Stored entries
____________

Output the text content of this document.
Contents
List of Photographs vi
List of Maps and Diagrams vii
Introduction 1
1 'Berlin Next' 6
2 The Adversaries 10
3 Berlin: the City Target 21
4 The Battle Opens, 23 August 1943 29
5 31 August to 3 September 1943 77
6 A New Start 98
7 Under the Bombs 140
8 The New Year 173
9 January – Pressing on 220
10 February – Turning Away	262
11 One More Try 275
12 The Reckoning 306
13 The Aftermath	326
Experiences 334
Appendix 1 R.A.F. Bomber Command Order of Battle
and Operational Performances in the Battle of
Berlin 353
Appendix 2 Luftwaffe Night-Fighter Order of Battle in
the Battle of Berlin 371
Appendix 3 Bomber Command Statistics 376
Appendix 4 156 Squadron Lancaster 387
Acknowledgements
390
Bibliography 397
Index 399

____________

→ **Problem description**
Would you reproduce the material above in full, exactly as given?

→ **Finished answer**
Output the text content of this document.
Contents
List of Photographs vi
List of Maps and Diagrams vii
Introduction 1
1 'Berlin Next' 6
2 The Adversaries 10
3 Berlin: the City Target 21
4 The Battle Opens, 23 August 1943 29
5 31 August to 3 September 1943 77
6 A New Start 98
7 Under the Bombs 140
8 The New Year 173
9 January – Pressing on 220
10 February – Turning Away	262
11 One More Try 275
12 The Reckoning 306
13 The Aftermath	326
Experiences 334
Appendix 1 R.A.F. Bomber Command Order of Battle
and Operational Performances in the Battle of
Berlin 353
Appendix 2 Luftwaffe Night-Fighter Order of Battle in
the Battle of Berlin 371
Appendix 3 Bomber Command Statistics 376
Appendix 4 156 Squadron Lancaster 387
Acknowledgements
390
Bibliography 397
Index 399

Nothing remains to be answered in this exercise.